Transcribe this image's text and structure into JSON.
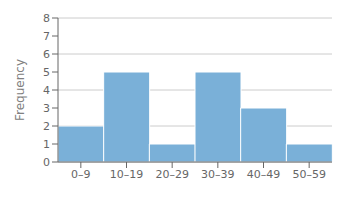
{
  "chart_data": {
    "type": "bar",
    "ylabel": "Frequency",
    "categories": [
      "0–9",
      "10–19",
      "20–29",
      "30–39",
      "40–49",
      "50–59"
    ],
    "values": [
      2,
      5,
      1,
      5,
      3,
      1
    ],
    "color": "#7ab0d8",
    "ylim": [
      0,
      8
    ],
    "yticks": [
      0,
      1,
      2,
      3,
      4,
      5,
      6,
      7,
      8
    ],
    "grid": true
  }
}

----

Exclude the pictures. Write out the remaining data exactly.

Transcribe this image's text and structure into JSON.
{
  "chart_data": {
    "type": "bar",
    "ylabel": "Frequency",
    "categories": [
      "0–9",
      "10–19",
      "20–29",
      "30–39",
      "40–49",
      "50–59"
    ],
    "values": [
      2,
      5,
      1,
      5,
      3,
      1
    ],
    "color": "#7ab0d8",
    "ylim": [
      0,
      8
    ],
    "yticks": [
      0,
      1,
      2,
      3,
      4,
      5,
      6,
      7,
      8
    ],
    "grid": true
  }
}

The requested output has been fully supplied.